## DATA EXTRACT:

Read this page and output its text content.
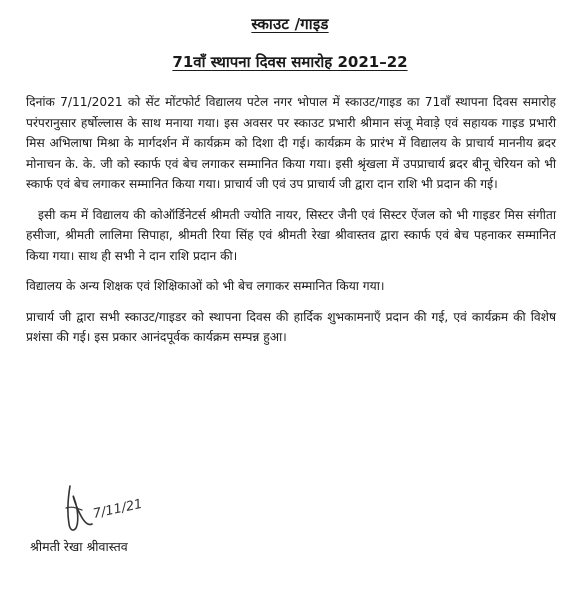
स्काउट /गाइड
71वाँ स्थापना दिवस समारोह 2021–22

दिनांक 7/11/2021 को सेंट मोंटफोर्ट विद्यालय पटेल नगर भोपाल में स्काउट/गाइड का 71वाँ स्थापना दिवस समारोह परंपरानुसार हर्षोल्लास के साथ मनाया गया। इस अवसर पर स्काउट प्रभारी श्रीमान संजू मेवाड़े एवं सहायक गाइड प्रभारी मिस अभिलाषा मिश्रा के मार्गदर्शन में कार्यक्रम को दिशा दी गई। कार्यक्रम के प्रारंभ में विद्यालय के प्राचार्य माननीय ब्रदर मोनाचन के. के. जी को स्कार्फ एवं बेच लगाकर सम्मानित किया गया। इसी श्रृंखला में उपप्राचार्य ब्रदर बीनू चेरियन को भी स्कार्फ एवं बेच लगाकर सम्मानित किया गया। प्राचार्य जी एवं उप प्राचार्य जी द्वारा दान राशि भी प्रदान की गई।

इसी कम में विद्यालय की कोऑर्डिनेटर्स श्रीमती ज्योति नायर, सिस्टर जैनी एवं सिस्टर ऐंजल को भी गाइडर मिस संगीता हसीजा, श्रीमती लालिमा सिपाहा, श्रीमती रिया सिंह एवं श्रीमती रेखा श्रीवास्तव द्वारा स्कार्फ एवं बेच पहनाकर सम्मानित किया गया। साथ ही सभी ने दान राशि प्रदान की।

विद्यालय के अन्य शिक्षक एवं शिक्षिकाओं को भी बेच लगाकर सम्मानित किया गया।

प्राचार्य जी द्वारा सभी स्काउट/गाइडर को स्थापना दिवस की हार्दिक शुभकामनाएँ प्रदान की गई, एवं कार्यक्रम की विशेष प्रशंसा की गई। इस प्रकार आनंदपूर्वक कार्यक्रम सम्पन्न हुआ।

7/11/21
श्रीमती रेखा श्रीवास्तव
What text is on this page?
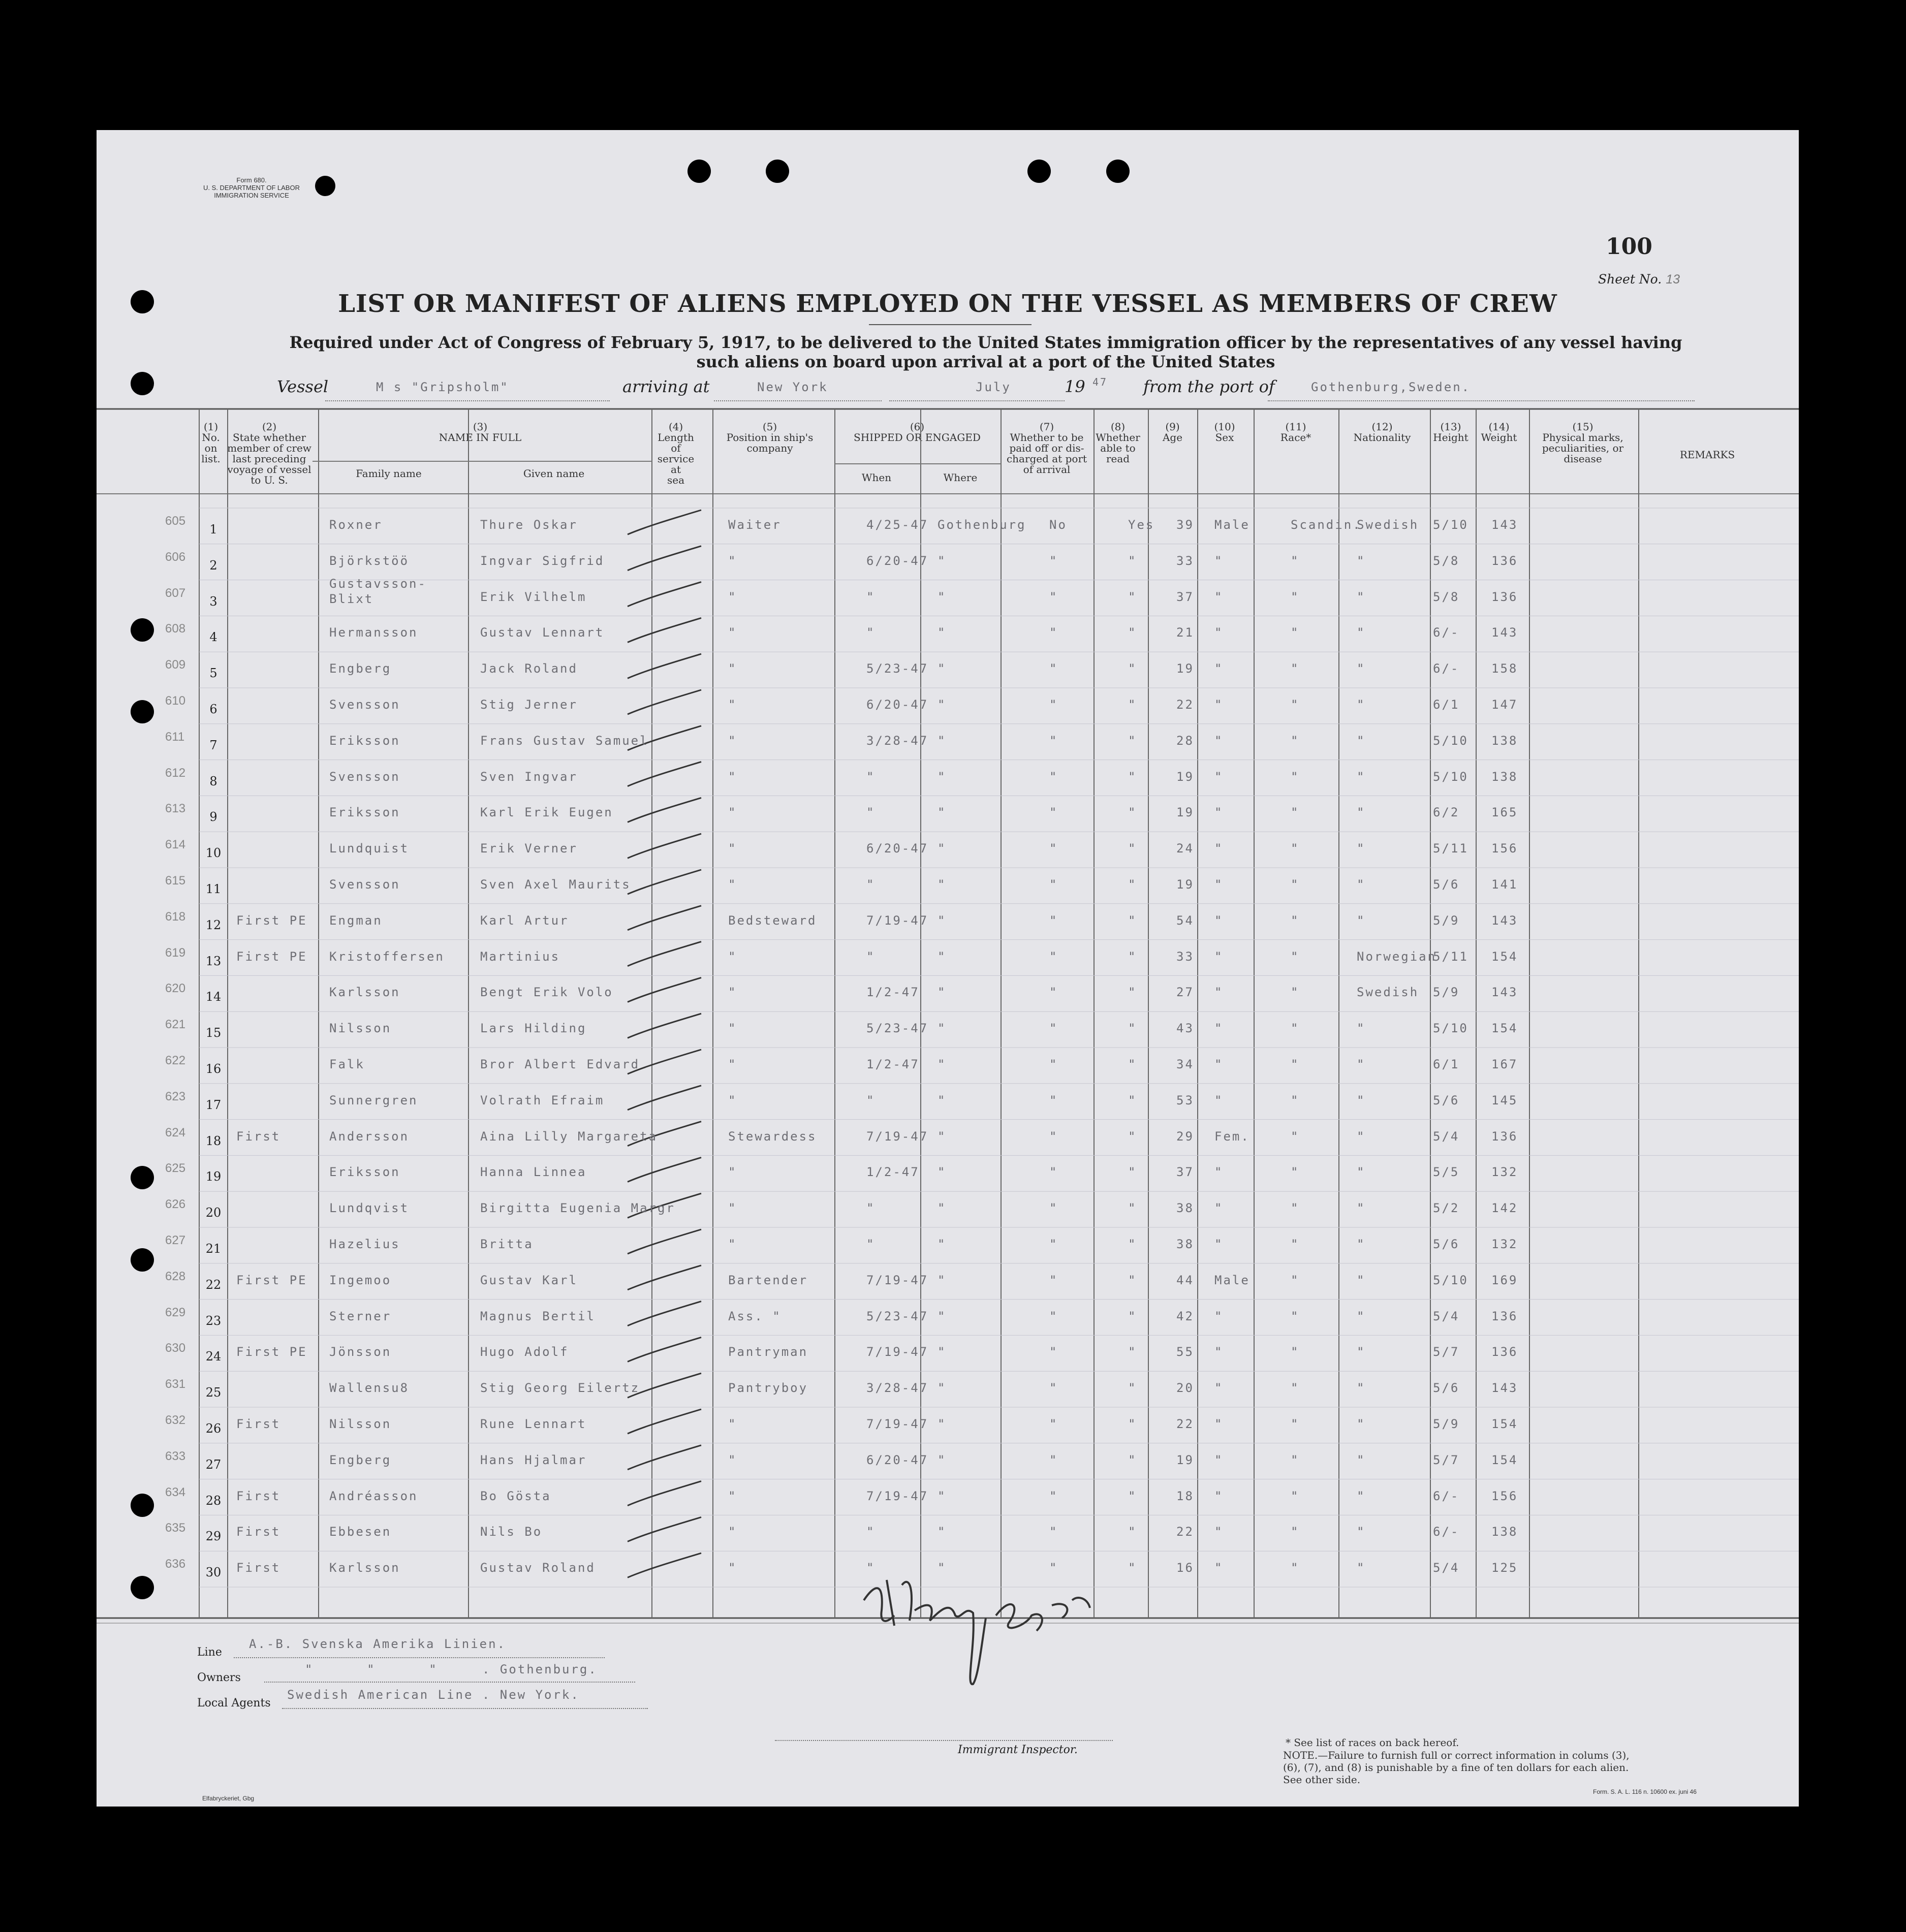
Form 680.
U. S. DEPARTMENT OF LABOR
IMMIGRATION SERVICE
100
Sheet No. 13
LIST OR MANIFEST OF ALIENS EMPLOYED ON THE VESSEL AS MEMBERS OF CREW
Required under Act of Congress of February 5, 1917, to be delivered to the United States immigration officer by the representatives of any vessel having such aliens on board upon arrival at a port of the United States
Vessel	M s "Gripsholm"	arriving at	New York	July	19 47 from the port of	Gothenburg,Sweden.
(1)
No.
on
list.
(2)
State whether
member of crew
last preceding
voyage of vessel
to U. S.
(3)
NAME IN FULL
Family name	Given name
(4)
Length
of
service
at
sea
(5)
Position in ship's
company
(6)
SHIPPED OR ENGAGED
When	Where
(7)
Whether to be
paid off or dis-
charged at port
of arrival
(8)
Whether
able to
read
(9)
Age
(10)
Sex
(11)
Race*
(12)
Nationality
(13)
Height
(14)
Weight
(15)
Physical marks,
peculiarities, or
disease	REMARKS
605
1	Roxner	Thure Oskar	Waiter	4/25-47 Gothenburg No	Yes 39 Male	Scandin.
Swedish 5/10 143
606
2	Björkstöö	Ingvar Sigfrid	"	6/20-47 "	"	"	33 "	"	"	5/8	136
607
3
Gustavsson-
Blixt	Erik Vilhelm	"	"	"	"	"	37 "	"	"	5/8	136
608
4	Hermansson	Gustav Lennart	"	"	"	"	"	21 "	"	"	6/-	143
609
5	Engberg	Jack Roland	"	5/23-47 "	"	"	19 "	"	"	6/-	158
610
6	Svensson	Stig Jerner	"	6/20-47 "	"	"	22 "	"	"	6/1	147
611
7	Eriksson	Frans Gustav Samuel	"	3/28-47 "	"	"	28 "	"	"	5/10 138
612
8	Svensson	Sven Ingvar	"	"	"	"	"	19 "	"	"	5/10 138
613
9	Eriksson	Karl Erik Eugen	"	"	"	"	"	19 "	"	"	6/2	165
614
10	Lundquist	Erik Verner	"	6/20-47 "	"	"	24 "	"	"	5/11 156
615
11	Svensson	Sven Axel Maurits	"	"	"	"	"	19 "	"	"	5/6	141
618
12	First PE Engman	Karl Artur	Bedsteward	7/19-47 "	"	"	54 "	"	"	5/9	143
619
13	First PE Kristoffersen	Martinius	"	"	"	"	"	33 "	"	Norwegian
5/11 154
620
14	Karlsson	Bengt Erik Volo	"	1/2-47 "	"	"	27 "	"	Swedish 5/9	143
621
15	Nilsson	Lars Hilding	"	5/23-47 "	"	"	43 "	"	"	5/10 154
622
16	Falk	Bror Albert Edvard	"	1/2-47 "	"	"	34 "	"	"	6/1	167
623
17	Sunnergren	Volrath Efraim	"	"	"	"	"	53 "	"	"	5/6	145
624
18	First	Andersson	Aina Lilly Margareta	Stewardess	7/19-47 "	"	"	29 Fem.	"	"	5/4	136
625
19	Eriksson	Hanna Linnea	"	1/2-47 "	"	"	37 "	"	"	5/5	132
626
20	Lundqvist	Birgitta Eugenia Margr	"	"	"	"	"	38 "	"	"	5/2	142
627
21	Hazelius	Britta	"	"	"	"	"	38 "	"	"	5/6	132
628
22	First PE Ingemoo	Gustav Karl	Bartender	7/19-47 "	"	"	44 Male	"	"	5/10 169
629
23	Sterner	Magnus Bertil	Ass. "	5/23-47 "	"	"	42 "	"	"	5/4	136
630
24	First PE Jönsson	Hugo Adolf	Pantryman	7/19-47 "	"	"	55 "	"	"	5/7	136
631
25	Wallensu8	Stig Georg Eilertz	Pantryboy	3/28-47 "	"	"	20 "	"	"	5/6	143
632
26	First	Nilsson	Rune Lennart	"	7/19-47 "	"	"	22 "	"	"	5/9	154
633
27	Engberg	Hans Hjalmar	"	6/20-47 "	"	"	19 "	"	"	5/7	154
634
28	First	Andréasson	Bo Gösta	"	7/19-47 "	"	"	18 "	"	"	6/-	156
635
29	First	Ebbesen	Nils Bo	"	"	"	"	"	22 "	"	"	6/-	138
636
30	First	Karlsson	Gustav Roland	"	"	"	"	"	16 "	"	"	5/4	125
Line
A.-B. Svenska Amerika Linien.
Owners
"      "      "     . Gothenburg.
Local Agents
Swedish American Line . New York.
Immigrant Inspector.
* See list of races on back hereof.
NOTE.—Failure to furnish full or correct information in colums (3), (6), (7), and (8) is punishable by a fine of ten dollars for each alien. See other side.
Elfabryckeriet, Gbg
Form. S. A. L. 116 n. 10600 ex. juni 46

==

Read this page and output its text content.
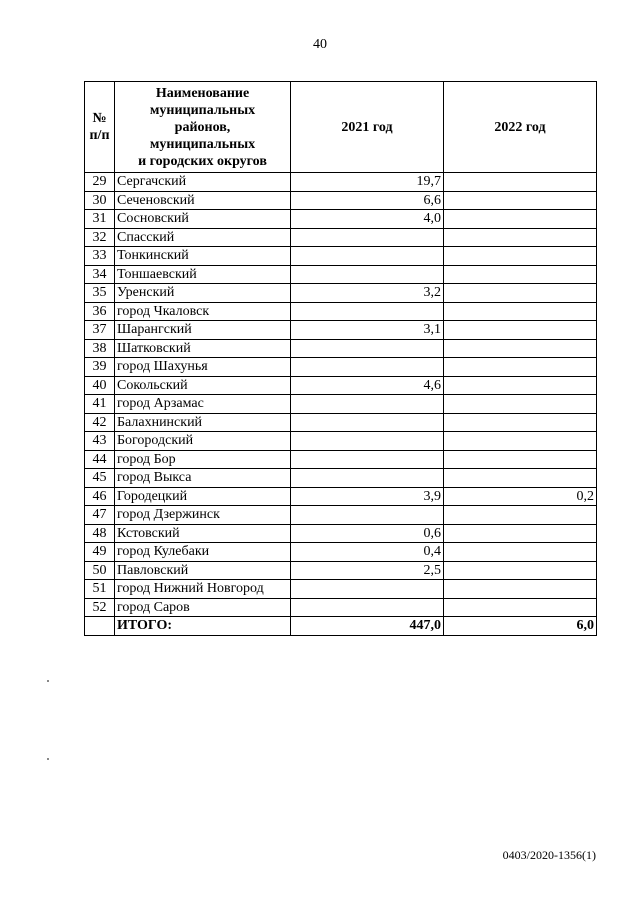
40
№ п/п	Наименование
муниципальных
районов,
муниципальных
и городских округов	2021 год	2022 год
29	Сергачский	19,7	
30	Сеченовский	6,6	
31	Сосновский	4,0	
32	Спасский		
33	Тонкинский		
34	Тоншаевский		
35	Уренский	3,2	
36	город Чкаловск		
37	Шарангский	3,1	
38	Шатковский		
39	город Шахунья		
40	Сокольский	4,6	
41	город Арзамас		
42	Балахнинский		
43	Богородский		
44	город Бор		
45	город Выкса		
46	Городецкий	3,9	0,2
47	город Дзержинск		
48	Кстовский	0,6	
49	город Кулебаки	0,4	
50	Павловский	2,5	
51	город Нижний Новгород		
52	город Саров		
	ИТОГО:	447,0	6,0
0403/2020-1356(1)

## WRITTEN INSTRUCTION:
Pull every line containing "Svensson" out of the records.

## EXERCISE RESULT:
6	Svensson	Stig Jerner	"	6/20-47 "	"	"	22 "	"	"	6/1	147
8	Svensson	Sven Ingvar	"	"	"	"	"	19 "	"	"	5/10 138
11	Svensson	Sven Axel Maurits	"	"	"	"	"	19 "	"	"	5/6	141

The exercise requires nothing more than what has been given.